Exercise: Your task is to print every entry below exactly as given.

++++ Input for this task ++++

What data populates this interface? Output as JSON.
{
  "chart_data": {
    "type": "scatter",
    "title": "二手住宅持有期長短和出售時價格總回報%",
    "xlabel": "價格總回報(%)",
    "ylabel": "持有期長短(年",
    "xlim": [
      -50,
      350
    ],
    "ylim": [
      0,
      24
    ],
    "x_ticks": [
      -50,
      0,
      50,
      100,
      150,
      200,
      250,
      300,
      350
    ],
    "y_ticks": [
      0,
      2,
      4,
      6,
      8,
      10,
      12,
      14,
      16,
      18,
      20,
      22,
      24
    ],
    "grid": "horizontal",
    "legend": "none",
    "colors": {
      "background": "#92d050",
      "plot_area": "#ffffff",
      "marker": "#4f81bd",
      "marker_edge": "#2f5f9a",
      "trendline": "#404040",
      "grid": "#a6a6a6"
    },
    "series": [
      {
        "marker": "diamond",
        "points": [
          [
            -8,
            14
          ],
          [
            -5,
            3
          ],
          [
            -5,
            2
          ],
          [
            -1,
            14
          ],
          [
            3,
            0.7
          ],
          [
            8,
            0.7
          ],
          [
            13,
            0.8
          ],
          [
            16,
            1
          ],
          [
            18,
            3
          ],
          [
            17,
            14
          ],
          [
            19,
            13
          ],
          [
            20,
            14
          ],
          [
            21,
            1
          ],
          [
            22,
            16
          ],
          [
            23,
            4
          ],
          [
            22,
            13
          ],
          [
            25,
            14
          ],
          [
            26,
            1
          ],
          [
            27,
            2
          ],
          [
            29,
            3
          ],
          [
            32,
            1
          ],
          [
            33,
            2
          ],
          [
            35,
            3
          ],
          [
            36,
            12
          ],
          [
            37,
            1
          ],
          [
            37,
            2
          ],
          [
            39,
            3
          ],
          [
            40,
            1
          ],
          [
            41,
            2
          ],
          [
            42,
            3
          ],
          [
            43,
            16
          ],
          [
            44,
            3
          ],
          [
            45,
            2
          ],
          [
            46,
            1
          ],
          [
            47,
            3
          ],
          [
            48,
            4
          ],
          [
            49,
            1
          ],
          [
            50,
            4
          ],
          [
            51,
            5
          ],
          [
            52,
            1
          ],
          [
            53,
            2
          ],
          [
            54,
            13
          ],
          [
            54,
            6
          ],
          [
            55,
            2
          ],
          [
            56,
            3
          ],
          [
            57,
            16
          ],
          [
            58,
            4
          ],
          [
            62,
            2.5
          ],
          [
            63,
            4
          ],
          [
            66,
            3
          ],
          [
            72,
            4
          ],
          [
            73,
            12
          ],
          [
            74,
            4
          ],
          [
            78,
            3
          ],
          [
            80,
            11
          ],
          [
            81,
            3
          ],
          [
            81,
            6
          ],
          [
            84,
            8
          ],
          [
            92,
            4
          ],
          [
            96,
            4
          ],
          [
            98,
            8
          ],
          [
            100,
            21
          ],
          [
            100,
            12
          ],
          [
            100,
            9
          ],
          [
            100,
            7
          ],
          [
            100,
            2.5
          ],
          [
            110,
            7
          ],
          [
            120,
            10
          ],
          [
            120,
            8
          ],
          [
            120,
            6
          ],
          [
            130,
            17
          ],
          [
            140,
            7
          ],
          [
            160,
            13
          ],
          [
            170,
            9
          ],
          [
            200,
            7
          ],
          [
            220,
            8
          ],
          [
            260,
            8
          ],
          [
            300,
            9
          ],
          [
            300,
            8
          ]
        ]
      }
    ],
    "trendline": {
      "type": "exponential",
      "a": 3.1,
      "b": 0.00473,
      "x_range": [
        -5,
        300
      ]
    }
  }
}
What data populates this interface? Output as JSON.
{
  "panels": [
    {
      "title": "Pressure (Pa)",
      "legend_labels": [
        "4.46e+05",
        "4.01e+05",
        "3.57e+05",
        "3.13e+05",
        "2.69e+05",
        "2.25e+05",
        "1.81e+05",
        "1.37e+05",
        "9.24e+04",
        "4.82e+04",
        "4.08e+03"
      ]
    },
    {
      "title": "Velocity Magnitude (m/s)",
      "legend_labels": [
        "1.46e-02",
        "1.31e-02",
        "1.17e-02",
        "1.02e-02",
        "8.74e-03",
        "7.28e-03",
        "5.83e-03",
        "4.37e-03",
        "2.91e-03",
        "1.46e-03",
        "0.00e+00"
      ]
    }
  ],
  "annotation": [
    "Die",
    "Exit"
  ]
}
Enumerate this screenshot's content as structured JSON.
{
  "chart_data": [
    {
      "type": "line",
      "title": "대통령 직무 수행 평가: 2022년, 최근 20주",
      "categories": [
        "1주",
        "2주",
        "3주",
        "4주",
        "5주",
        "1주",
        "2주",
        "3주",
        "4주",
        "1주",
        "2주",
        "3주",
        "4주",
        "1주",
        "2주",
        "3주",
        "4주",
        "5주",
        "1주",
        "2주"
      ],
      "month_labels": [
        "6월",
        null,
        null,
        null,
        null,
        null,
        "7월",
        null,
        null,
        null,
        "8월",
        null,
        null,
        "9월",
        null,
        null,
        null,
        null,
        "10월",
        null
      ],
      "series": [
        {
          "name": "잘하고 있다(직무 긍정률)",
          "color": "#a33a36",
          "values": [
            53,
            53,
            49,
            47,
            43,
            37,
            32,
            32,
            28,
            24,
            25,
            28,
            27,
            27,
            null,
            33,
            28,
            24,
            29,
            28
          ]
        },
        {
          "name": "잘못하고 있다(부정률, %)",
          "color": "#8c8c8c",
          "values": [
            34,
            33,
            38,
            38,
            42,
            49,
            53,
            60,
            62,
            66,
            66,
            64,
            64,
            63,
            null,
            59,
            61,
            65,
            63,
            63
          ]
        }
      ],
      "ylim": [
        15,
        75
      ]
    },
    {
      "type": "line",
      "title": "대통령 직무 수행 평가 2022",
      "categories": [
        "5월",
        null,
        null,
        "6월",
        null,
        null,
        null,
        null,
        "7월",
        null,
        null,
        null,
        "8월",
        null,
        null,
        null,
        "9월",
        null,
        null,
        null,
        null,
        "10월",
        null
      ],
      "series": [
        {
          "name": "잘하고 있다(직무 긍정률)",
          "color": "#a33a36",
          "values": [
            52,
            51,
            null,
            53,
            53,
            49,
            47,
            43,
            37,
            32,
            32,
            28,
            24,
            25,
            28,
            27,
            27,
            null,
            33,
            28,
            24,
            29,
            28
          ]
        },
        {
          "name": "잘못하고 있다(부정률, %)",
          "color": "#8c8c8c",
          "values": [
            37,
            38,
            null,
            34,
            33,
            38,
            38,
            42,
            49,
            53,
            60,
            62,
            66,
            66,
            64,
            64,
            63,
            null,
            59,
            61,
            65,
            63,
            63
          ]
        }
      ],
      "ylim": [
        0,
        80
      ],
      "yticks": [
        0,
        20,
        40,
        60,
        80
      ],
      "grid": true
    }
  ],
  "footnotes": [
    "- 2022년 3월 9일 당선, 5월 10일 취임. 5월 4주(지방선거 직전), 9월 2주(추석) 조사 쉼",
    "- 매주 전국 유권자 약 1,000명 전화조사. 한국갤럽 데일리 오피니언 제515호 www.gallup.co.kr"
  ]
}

++++

Task solution:
What data populates this interface? Output as JSON.
{
  "chart_data": {
    "type": "scatter",
    "title": "二手住宅持有期長短和出售時價格總回報%",
    "xlabel": "價格總回報(%)",
    "ylabel": "持有期長短(年",
    "xlim": [
      -50,
      350
    ],
    "ylim": [
      0,
      24
    ],
    "x_ticks": [
      -50,
      0,
      50,
      100,
      150,
      200,
      250,
      300,
      350
    ],
    "y_ticks": [
      0,
      2,
      4,
      6,
      8,
      10,
      12,
      14,
      16,
      18,
      20,
      22,
      24
    ],
    "grid": "horizontal",
    "legend": "none",
    "colors": {
      "background": "#92d050",
      "plot_area": "#ffffff",
      "marker": "#4f81bd",
      "marker_edge": "#2f5f9a",
      "trendline": "#404040",
      "grid": "#a6a6a6"
    },
    "series": [
      {
        "marker": "diamond",
        "points": [
          [
            -8,
            14
          ],
          [
            -5,
            3
          ],
          [
            -5,
            2
          ],
          [
            -1,
            14
          ],
          [
            3,
            0.7
          ],
          [
            8,
            0.7
          ],
          [
            13,
            0.8
          ],
          [
            16,
            1
          ],
          [
            18,
            3
          ],
          [
            17,
            14
          ],
          [
            19,
            13
          ],
          [
            20,
            14
          ],
          [
            21,
            1
          ],
          [
            22,
            16
          ],
          [
            23,
            4
          ],
          [
            22,
            13
          ],
          [
            25,
            14
          ],
          [
            26,
            1
          ],
          [
            27,
            2
          ],
          [
            29,
            3
          ],
          [
            32,
            1
          ],
          [
            33,
            2
          ],
          [
            35,
            3
          ],
          [
            36,
            12
          ],
          [
            37,
            1
          ],
          [
            37,
            2
          ],
          [
            39,
            3
          ],
          [
            40,
            1
          ],
          [
            41,
            2
          ],
          [
            42,
            3
          ],
          [
            43,
            16
          ],
          [
            44,
            3
          ],
          [
            45,
            2
          ],
          [
            46,
            1
          ],
          [
            47,
            3
          ],
          [
            48,
            4
          ],
          [
            49,
            1
          ],
          [
            50,
            4
          ],
          [
            51,
            5
          ],
          [
            52,
            1
          ],
          [
            53,
            2
          ],
          [
            54,
            13
          ],
          [
            54,
            6
          ],
          [
            55,
            2
          ],
          [
            56,
            3
          ],
          [
            57,
            16
          ],
          [
            58,
            4
          ],
          [
            62,
            2.5
          ],
          [
            63,
            4
          ],
          [
            66,
            3
          ],
          [
            72,
            4
          ],
          [
            73,
            12
          ],
          [
            74,
            4
          ],
          [
            78,
            3
          ],
          [
            80,
            11
          ],
          [
            81,
            3
          ],
          [
            81,
            6
          ],
          [
            84,
            8
          ],
          [
            92,
            4
          ],
          [
            96,
            4
          ],
          [
            98,
            8
          ],
          [
            100,
            21
          ],
          [
            100,
            12
          ],
          [
            100,
            9
          ],
          [
            100,
            7
          ],
          [
            100,
            2.5
          ],
          [
            110,
            7
          ],
          [
            120,
            10
          ],
          [
            120,
            8
          ],
          [
            120,
            6
          ],
          [
            130,
            17
          ],
          [
            140,
            7
          ],
          [
            160,
            13
          ],
          [
            170,
            9
          ],
          [
            200,
            7
          ],
          [
            220,
            8
          ],
          [
            260,
            8
          ],
          [
            300,
            9
          ],
          [
            300,
            8
          ]
        ]
      }
    ],
    "trendline": {
      "type": "exponential",
      "a": 3.1,
      "b": 0.00473,
      "x_range": [
        -5,
        300
      ]
    }
  }
}
What data populates this interface? Output as JSON.
{
  "panels": [
    {
      "title": "Pressure (Pa)",
      "legend_labels": [
        "4.46e+05",
        "4.01e+05",
        "3.57e+05",
        "3.13e+05",
        "2.69e+05",
        "2.25e+05",
        "1.81e+05",
        "1.37e+05",
        "9.24e+04",
        "4.82e+04",
        "4.08e+03"
      ]
    },
    {
      "title": "Velocity Magnitude (m/s)",
      "legend_labels": [
        "1.46e-02",
        "1.31e-02",
        "1.17e-02",
        "1.02e-02",
        "8.74e-03",
        "7.28e-03",
        "5.83e-03",
        "4.37e-03",
        "2.91e-03",
        "1.46e-03",
        "0.00e+00"
      ]
    }
  ],
  "annotation": [
    "Die",
    "Exit"
  ]
}
Enumerate this screenshot's content as structured JSON.
{
  "chart_data": [
    {
      "type": "line",
      "title": "대통령 직무 수행 평가: 2022년, 최근 20주",
      "categories": [
        "1주",
        "2주",
        "3주",
        "4주",
        "5주",
        "1주",
        "2주",
        "3주",
        "4주",
        "1주",
        "2주",
        "3주",
        "4주",
        "1주",
        "2주",
        "3주",
        "4주",
        "5주",
        "1주",
        "2주"
      ],
      "month_labels": [
        "6월",
        null,
        null,
        null,
        null,
        null,
        "7월",
        null,
        null,
        null,
        "8월",
        null,
        null,
        "9월",
        null,
        null,
        null,
        null,
        "10월",
        null
      ],
      "series": [
        {
          "name": "잘하고 있다(직무 긍정률)",
          "color": "#a33a36",
          "values": [
            53,
            53,
            49,
            47,
            43,
            37,
            32,
            32,
            28,
            24,
            25,
            28,
            27,
            27,
            null,
            33,
            28,
            24,
            29,
            28
          ]
        },
        {
          "name": "잘못하고 있다(부정률, %)",
          "color": "#8c8c8c",
          "values": [
            34,
            33,
            38,
            38,
            42,
            49,
            53,
            60,
            62,
            66,
            66,
            64,
            64,
            63,
            null,
            59,
            61,
            65,
            63,
            63
          ]
        }
      ],
      "ylim": [
        15,
        75
      ]
    },
    {
      "type": "line",
      "title": "대통령 직무 수행 평가 2022",
      "categories": [
        "5월",
        null,
        null,
        "6월",
        null,
        null,
        null,
        null,
        "7월",
        null,
        null,
        null,
        "8월",
        null,
        null,
        null,
        "9월",
        null,
        null,
        null,
        null,
        "10월",
        null
      ],
      "series": [
        {
          "name": "잘하고 있다(직무 긍정률)",
          "color": "#a33a36",
          "values": [
            52,
            51,
            null,
            53,
            53,
            49,
            47,
            43,
            37,
            32,
            32,
            28,
            24,
            25,
            28,
            27,
            27,
            null,
            33,
            28,
            24,
            29,
            28
          ]
        },
        {
          "name": "잘못하고 있다(부정률, %)",
          "color": "#8c8c8c",
          "values": [
            37,
            38,
            null,
            34,
            33,
            38,
            38,
            42,
            49,
            53,
            60,
            62,
            66,
            66,
            64,
            64,
            63,
            null,
            59,
            61,
            65,
            63,
            63
          ]
        }
      ],
      "ylim": [
        0,
        80
      ],
      "yticks": [
        0,
        20,
        40,
        60,
        80
      ],
      "grid": true
    }
  ],
  "footnotes": [
    "- 2022년 3월 9일 당선, 5월 10일 취임. 5월 4주(지방선거 직전), 9월 2주(추석) 조사 쉼",
    "- 매주 전국 유권자 약 1,000명 전화조사. 한국갤럽 데일리 오피니언 제515호 www.gallup.co.kr"
  ]
}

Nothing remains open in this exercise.